### TASK BRIEF
Omit all images. Transcribe the rest of the material below exactly.

>> START

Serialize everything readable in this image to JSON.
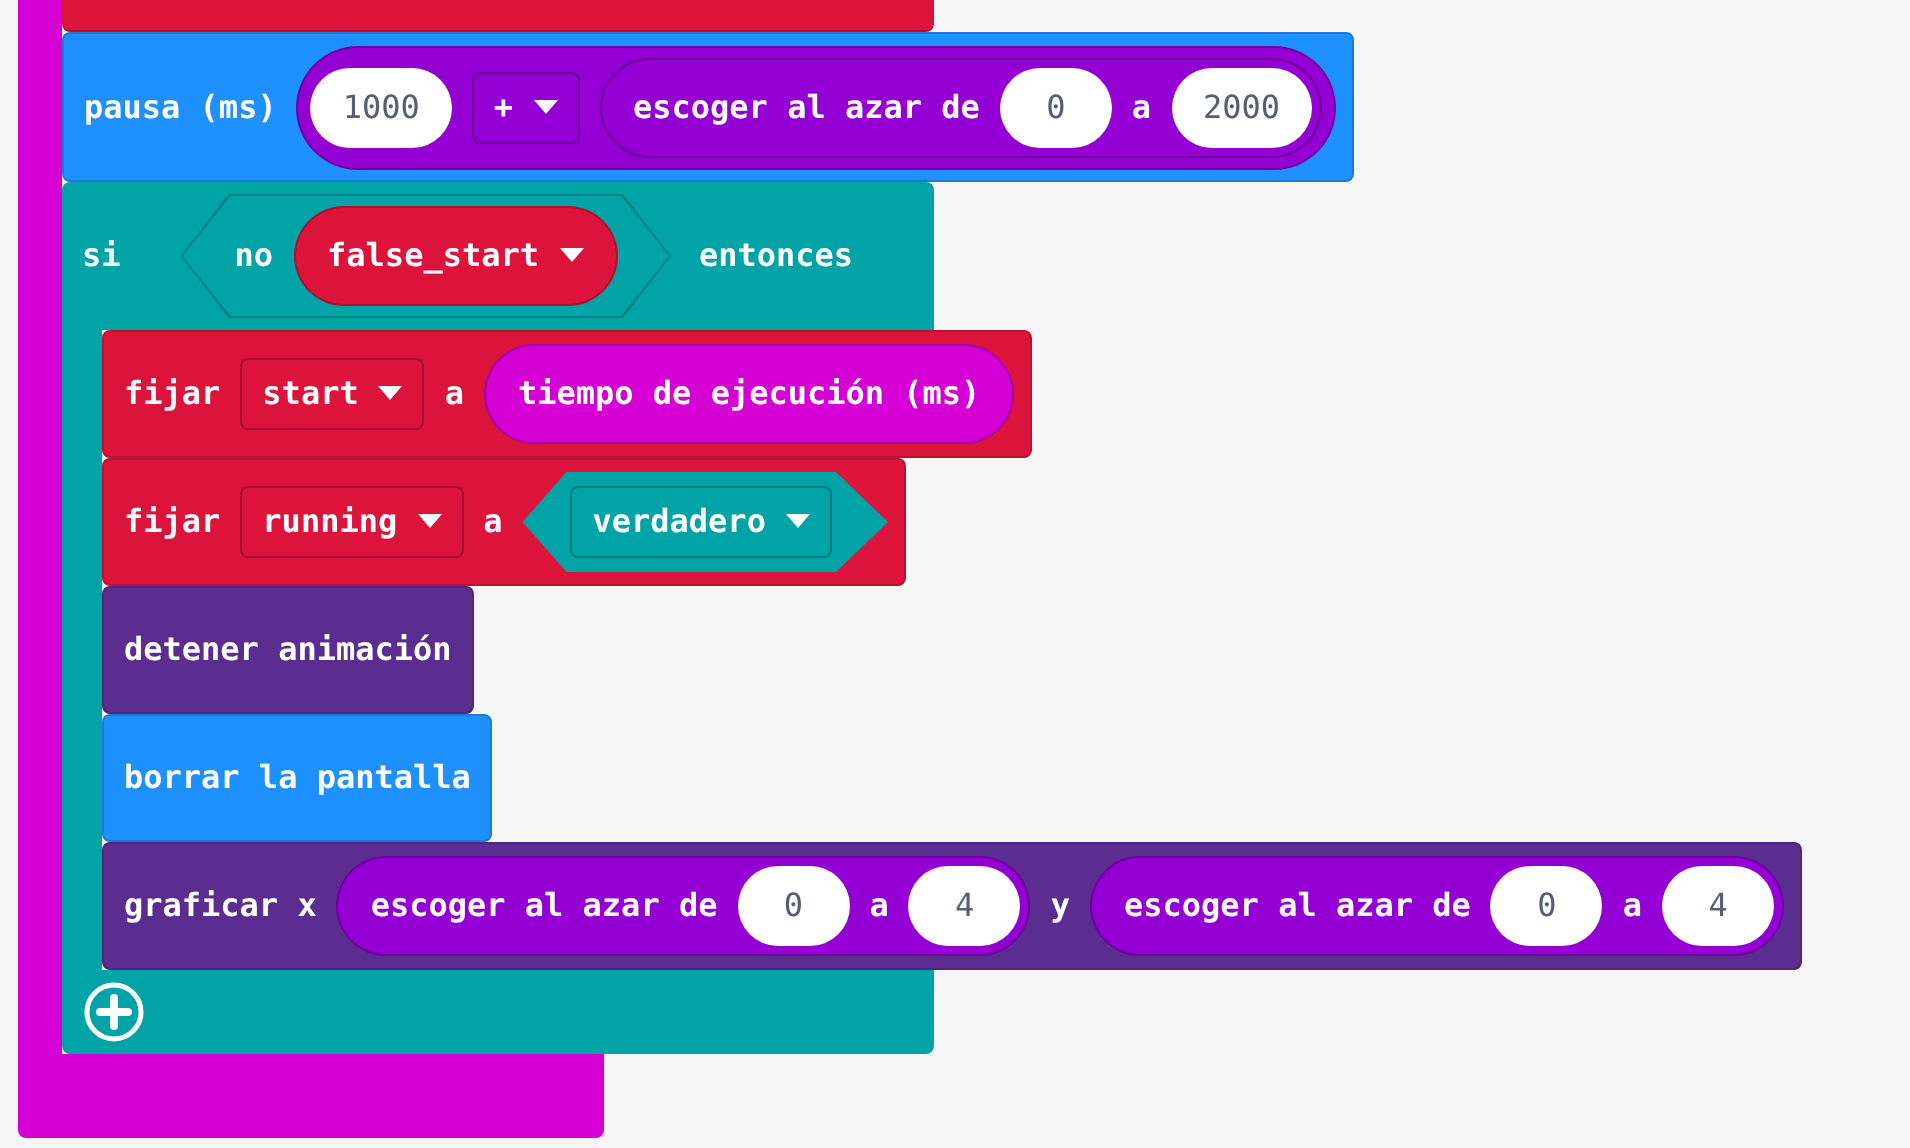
{
  "pause": {
    "label": "pausa (ms)",
    "value": "1000",
    "operator": "+",
    "random": {
      "label": "escoger al azar de",
      "from": "0",
      "to_label": "a",
      "to": "2000"
    }
  },
  "if_block": {
    "label": "si",
    "condition": {
      "not_label": "no",
      "variable": "false_start"
    },
    "then_label": "entonces",
    "body": [
      {
        "kind": "set",
        "label": "fijar",
        "variable": "start",
        "to_label": "a",
        "value": {
          "kind": "reporter",
          "text": "tiempo de ejecución (ms)"
        }
      },
      {
        "kind": "set",
        "label": "fijar",
        "variable": "running",
        "to_label": "a",
        "value": {
          "kind": "boolean",
          "text": "verdadero"
        }
      },
      {
        "kind": "simple",
        "label": "detener animación",
        "color": "#5c2d91"
      },
      {
        "kind": "simple",
        "label": "borrar la pantalla",
        "color": "#1e90ff"
      },
      {
        "kind": "plot",
        "label": "graficar x",
        "x": {
          "label": "escoger al azar de",
          "from": "0",
          "to_label": "a",
          "to": "4"
        },
        "y_label": "y",
        "y": {
          "label": "escoger al azar de",
          "from": "0",
          "to_label": "a",
          "to": "4"
        }
      }
    ]
  }
}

>> END

### FINISHED EXERCISE
Serialize everything readable in this image to JSON.
{
  "pause": {
    "label": "pausa (ms)",
    "value": "1000",
    "operator": "+",
    "random": {
      "label": "escoger al azar de",
      "from": "0",
      "to_label": "a",
      "to": "2000"
    }
  },
  "if_block": {
    "label": "si",
    "condition": {
      "not_label": "no",
      "variable": "false_start"
    },
    "then_label": "entonces",
    "body": [
      {
        "kind": "set",
        "label": "fijar",
        "variable": "start",
        "to_label": "a",
        "value": {
          "kind": "reporter",
          "text": "tiempo de ejecución (ms)"
        }
      },
      {
        "kind": "set",
        "label": "fijar",
        "variable": "running",
        "to_label": "a",
        "value": {
          "kind": "boolean",
          "text": "verdadero"
        }
      },
      {
        "kind": "simple",
        "label": "detener animación",
        "color": "#5c2d91"
      },
      {
        "kind": "simple",
        "label": "borrar la pantalla",
        "color": "#1e90ff"
      },
      {
        "kind": "plot",
        "label": "graficar x",
        "x": {
          "label": "escoger al azar de",
          "from": "0",
          "to_label": "a",
          "to": "4"
        },
        "y_label": "y",
        "y": {
          "label": "escoger al azar de",
          "from": "0",
          "to_label": "a",
          "to": "4"
        }
      }
    ]
  }
}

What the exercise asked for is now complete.